* Exercise task
Find how many lines contain "marker" and state only that number.

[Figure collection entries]
_ _ _ _ _

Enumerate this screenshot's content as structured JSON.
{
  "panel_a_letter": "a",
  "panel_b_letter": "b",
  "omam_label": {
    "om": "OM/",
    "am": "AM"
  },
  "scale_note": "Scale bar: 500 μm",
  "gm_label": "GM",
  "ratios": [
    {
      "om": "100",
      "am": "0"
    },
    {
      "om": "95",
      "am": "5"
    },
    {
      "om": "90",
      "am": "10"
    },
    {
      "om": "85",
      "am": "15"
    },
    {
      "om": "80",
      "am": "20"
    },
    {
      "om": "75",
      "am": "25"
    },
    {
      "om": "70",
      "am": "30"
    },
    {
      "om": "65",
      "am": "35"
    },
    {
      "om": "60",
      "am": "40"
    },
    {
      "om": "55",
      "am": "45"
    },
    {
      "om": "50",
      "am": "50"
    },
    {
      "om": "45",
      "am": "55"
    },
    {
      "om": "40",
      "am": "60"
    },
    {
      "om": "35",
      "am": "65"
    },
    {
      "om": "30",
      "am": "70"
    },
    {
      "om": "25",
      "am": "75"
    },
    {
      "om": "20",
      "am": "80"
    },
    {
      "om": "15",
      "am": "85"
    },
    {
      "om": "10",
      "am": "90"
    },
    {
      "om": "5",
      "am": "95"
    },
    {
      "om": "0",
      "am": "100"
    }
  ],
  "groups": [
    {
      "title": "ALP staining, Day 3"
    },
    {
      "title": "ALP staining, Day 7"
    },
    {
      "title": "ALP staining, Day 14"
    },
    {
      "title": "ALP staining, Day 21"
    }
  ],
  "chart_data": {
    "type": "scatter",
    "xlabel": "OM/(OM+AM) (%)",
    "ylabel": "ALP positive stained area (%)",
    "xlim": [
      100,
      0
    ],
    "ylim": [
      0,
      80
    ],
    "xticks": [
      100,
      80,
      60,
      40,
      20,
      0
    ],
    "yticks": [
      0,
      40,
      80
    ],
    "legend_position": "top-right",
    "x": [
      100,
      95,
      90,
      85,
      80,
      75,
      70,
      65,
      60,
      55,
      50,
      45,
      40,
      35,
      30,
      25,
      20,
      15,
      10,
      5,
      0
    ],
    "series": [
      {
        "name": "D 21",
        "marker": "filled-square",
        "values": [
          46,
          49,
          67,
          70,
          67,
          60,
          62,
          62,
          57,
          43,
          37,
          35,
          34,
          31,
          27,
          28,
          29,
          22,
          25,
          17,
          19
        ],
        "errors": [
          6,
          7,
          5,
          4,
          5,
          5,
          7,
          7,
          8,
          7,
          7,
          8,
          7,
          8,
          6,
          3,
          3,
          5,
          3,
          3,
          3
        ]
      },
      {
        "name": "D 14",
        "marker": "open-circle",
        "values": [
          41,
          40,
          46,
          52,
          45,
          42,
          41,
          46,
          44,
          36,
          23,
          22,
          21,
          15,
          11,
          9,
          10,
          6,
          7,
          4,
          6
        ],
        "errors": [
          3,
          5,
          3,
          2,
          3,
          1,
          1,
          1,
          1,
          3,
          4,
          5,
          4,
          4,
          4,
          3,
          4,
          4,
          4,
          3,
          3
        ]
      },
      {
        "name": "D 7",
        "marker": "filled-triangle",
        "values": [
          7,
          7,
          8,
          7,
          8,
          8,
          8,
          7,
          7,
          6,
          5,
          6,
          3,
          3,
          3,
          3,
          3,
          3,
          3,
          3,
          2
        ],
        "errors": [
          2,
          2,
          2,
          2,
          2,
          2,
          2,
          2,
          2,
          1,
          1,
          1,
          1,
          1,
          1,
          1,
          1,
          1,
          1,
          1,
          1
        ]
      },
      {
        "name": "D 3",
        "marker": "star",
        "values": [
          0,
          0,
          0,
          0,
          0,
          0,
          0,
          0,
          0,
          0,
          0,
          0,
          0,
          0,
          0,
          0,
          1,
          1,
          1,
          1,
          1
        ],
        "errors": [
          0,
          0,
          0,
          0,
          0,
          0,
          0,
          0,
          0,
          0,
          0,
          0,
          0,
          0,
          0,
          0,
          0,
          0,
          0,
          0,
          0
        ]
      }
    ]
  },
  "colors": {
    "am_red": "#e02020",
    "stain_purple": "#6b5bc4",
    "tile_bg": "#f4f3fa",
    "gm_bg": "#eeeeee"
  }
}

_ _ _ _ _

* Solution for this exercise
4